§ EXERCISE GOAL:
Using the listing below, copy every line that mentions "答案不唯一".

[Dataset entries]
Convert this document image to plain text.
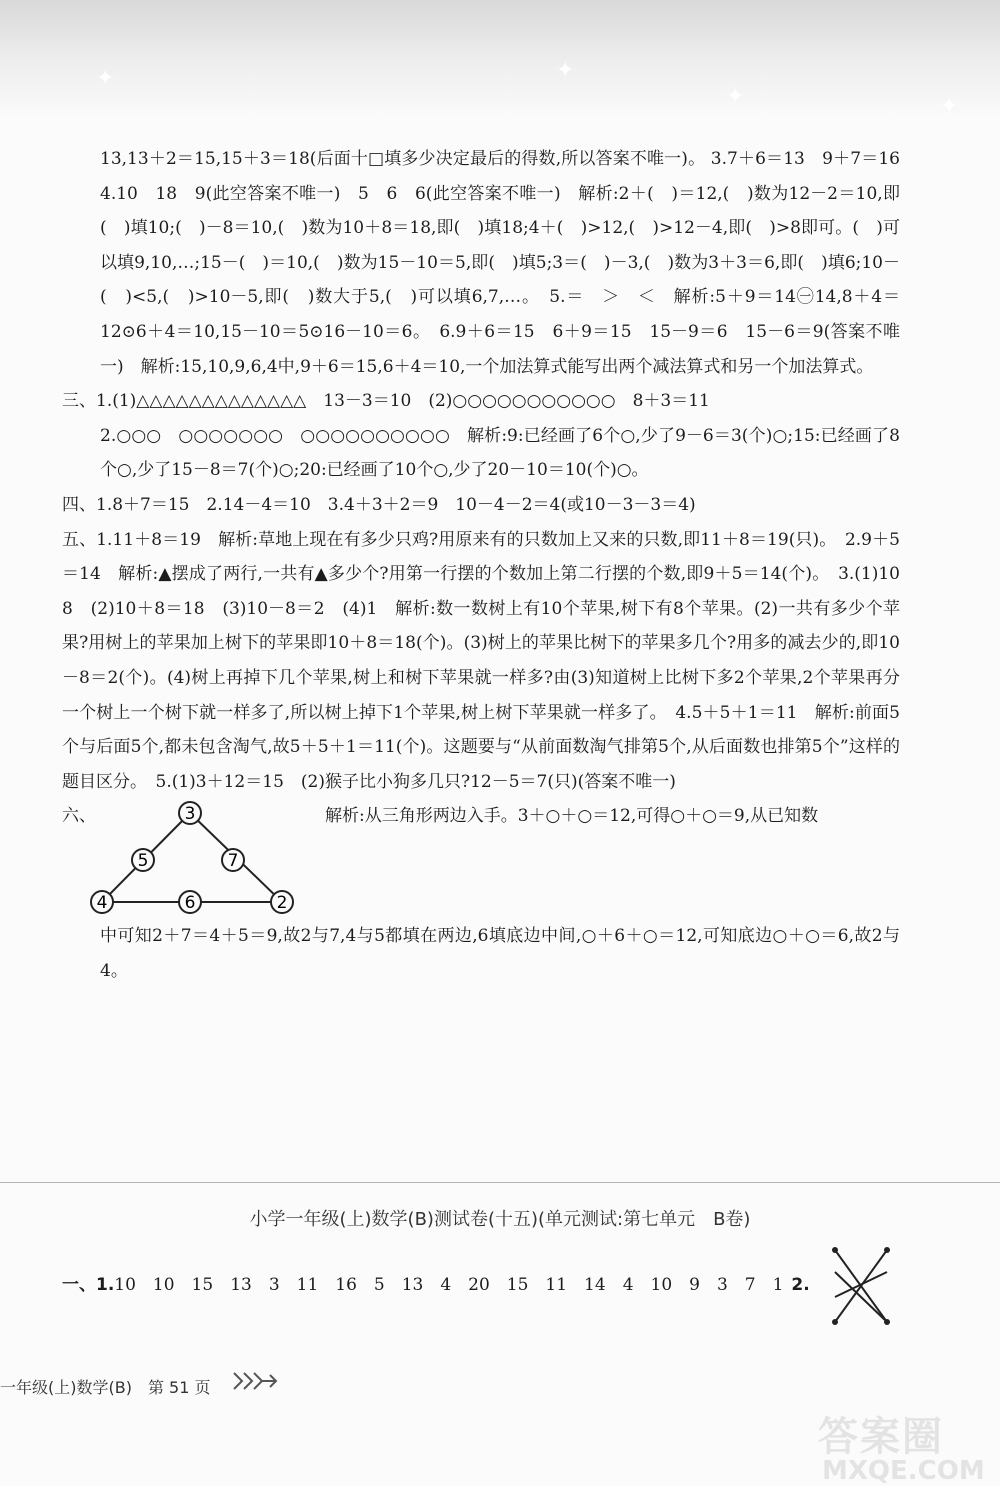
✦	✦
✦	✦

13,13＋2＝15,15＋3＝18(后面十□填多少决定最后的得数,所以答案不唯一)。 3.7＋6＝13　9＋7＝16　4.10　18　9(此空答案不唯一)　5　6　6(此空答案不唯一)　解析:2＋(　)＝12,(　)数为12－2＝10,即(　)填10;(　)－8＝10,(　)数为10＋8＝18,即(　)填18;4＋(　)>12,(　)>12－4,即(　)>8即可。(　)可以填9,10,…;15－(　)＝10,(　)数为15－10＝5,即(　)填5;3＝(　)－3,(　)数为3＋3＝6,即(　)填6;10－(　)<5,(　)>10－5,即(　)数大于5,(　)可以填6,7,…。　5.＝　＞　＜　解析:5＋9＝14㊀14,8＋4＝12⊙6＋4＝10,15－10＝5⊙16－10＝6。　6.9＋6＝15　6＋9＝15　15－9＝6　15－6＝9(答案不唯一)　解析:15,10,9,6,4中,9＋6＝15,6＋4＝10,一个加法算式能写出两个减法算式和另一个加法算式。

三、1.(1)△△△△△△△△△△△△△　13－3＝10　(2)○○○○○○○○○○○　8＋3＝11

2.○○○　○○○○○○○　○○○○○○○○○○　解析:9:已经画了6个○,少了9－6＝3(个)○;15:已经画了8个○,少了15－8＝7(个)○;20:已经画了10个○,少了20－10＝10(个)○。

四、1.8＋7＝15　2.14－4＝10　3.4＋3＋2＝9　10－4－2＝4(或10－3－3＝4)

五、1.11＋8＝19　解析:草地上现在有多少只鸡?用原来有的只数加上又来的只数,即11＋8＝19(只)。　2.9＋5＝14　解析:▲摆成了两行,一共有▲多少个?用第一行摆的个数加上第二行摆的个数,即9＋5＝14(个)。　3.(1)10　8　(2)10＋8＝18　(3)10－8＝2　(4)1　解析:数一数树上有10个苹果,树下有8个苹果。(2)一共有多少个苹果?用树上的苹果加上树下的苹果即10＋8＝18(个)。(3)树上的苹果比树下的苹果多几个?用多的减去少的,即10－8＝2(个)。(4)树上再掉下几个苹果,树上和树下苹果就一样多?由(3)知道树上比树下多2个苹果,2个苹果再分一个树上一个树下就一样多了,所以树上掉下1个苹果,树上树下苹果就一样多了。　4.5＋5＋1＝11　解析:前面5个与后面5个,都未包含淘气,故5＋5＋1＝11(个)。这题要与“从前面数淘气排第5个,从后面数也排第5个”这样的题目区分。　5.(1)3＋12＝15　(2)猴子比小狗多几只?12－5＝7(只)(答案不唯一)

六、	3
5	7
4	6	2
解析:从三角形两边入手。3＋○＋○＝12,可得○＋○＝9,从已知数

中可知2＋7＝4＋5＝9,故2与7,4与5都填在两边,6填底边中间,○＋6＋○＝12,可知底边○＋○＝6,故2与4。

小学一年级(上)数学(B)测试卷(十五)(单元测试:第七单元　B卷)
一、1.10　10　15　13　3　11　16　5　13　4　20　15　11　14　4　10　9　3　7　1 2.
一年级(上)数学(B)　第 51 页
答案圈
MXQE.COM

§ SOLUTION FOR THIS EXERCISE:
13,13＋2＝15,15＋3＝18(后面十□填多少决定最后的得数,所以答案不唯一)。 3.7＋6＝13　9＋7＝16　4.10　18　9(此空答案不唯一)　5　6　6(此空答案不唯一)　解析:2＋(　)＝12,(　)数为12－2＝10,即(　)填10;(　)－8＝10,(　)数为10＋8＝18,即(　)填18;4＋(　)>12,(　)>12－4,即(　)>8即可。(　)可以填9,10,…;15－(　)＝10,(　)数为15－10＝5,即(　)填5;3＝(　)－3,(　)数为3＋3＝6,即(　)填6;10－(　)<5,(　)>10－5,即(　)数大于5,(　)可以填6,7,…。　5.＝　＞　＜　解析:5＋9＝14㊀14,8＋4＝12⊙6＋4＝10,15－10＝5⊙16－10＝6。　6.9＋6＝15　6＋9＝15　15－9＝6　15－6＝9(答案不唯一)　解析:15,10,9,6,4中,9＋6＝15,6＋4＝10,一个加法算式能写出两个减法算式和另一个加法算式。
五、1.11＋8＝19　解析:草地上现在有多少只鸡?用原来有的只数加上又来的只数,即11＋8＝19(只)。　2.9＋5＝14　解析:▲摆成了两行,一共有▲多少个?用第一行摆的个数加上第二行摆的个数,即9＋5＝14(个)。　3.(1)10　8　(2)10＋8＝18　(3)10－8＝2　(4)1　解析:数一数树上有10个苹果,树下有8个苹果。(2)一共有多少个苹果?用树上的苹果加上树下的苹果即10＋8＝18(个)。(3)树上的苹果比树下的苹果多几个?用多的减去少的,即10－8＝2(个)。(4)树上再掉下几个苹果,树上和树下苹果就一样多?由(3)知道树上比树下多2个苹果,2个苹果再分一个树上一个树下就一样多了,所以树上掉下1个苹果,树上树下苹果就一样多了。　4.5＋5＋1＝11　解析:前面5个与后面5个,都未包含淘气,故5＋5＋1＝11(个)。这题要与“从前面数淘气排第5个,从后面数也排第5个”这样的题目区分。　5.(1)3＋12＝15　(2)猴子比小狗多几只?12－5＝7(只)(答案不唯一)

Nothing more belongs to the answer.